PROBLEM TO SOLVE ▸ All of the material below is to be restated word for word, apart from the pictures.

Begin PROVIDED DATA

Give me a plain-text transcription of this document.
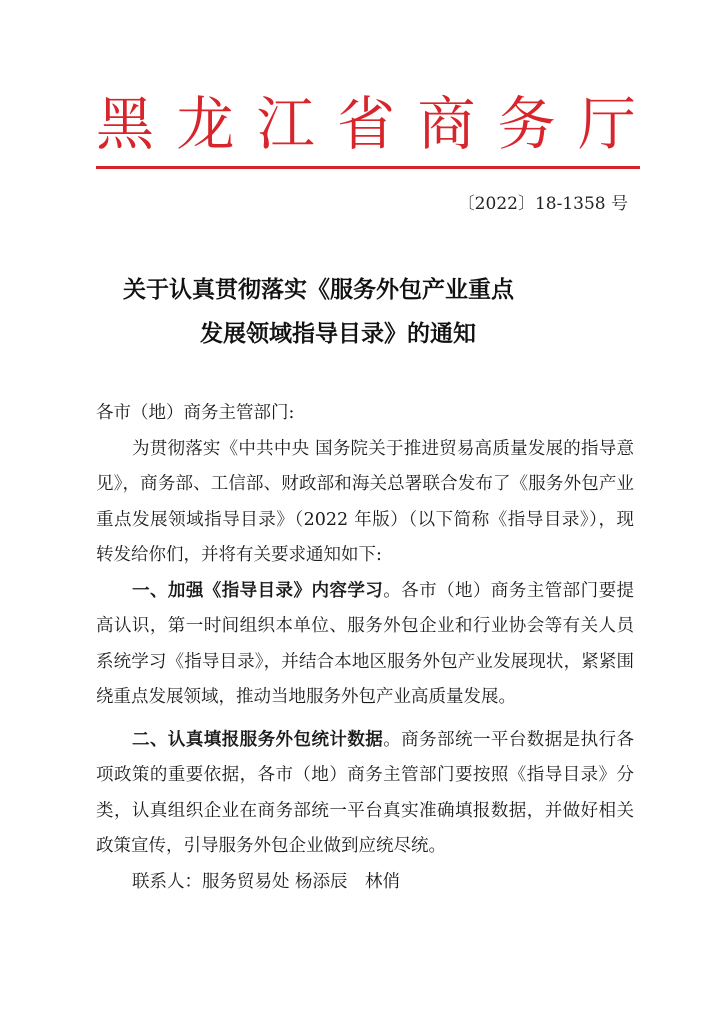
黑 龙 江 省 商 务 厅
〔2022〕18-1358 号
关于认真贯彻落实《服务外包产业重点
发展领域指导目录》的通知

各市（地）商务主管部门:

为贯彻落实《中共中央 国务院关于推进贸易高质量发展的指导意见》，商务部、工信部、财政部和海关总署联合发布了《服务外包产业重点发展领域指导目录》（2022 年版）（以下简称《指导目录》），现转发给你们，并将有关要求通知如下:

一、加强《指导目录》内容学习。各市（地）商务主管部门要提高认识，第一时间组织本单位、服务外包企业和行业协会等有关人员系统学习《指导目录》，并结合本地区服务外包产业发展现状，紧紧围绕重点发展领域，推动当地服务外包产业高质量发展。

二、认真填报服务外包统计数据。商务部统一平台数据是执行各项政策的重要依据，各市（地）商务主管部门要按照《指导目录》分类，认真组织企业在商务部统一平台真实准确填报数据，并做好相关政策宣传，引导服务外包企业做到应统尽统。

联系人：服务贸易处 杨添辰　林俏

End PROVIDED DATA

SOLUTION FOR THIS PROBLEM ▸
Give me a plain-text transcription of this document.
黑 龙 江 省 商 务 厅
〔2022〕18-1358 号
关于认真贯彻落实《服务外包产业重点
发展领域指导目录》的通知

各市（地）商务主管部门:

为贯彻落实《中共中央 国务院关于推进贸易高质量发展的指导意见》，商务部、工信部、财政部和海关总署联合发布了《服务外包产业重点发展领域指导目录》（2022 年版）（以下简称《指导目录》），现转发给你们，并将有关要求通知如下:

一、加强《指导目录》内容学习。各市（地）商务主管部门要提高认识，第一时间组织本单位、服务外包企业和行业协会等有关人员系统学习《指导目录》，并结合本地区服务外包产业发展现状，紧紧围绕重点发展领域，推动当地服务外包产业高质量发展。

二、认真填报服务外包统计数据。商务部统一平台数据是执行各项政策的重要依据，各市（地）商务主管部门要按照《指导目录》分类，认真组织企业在商务部统一平台真实准确填报数据，并做好相关政策宣传，引导服务外包企业做到应统尽统。

联系人：服务贸易处 杨添辰　林俏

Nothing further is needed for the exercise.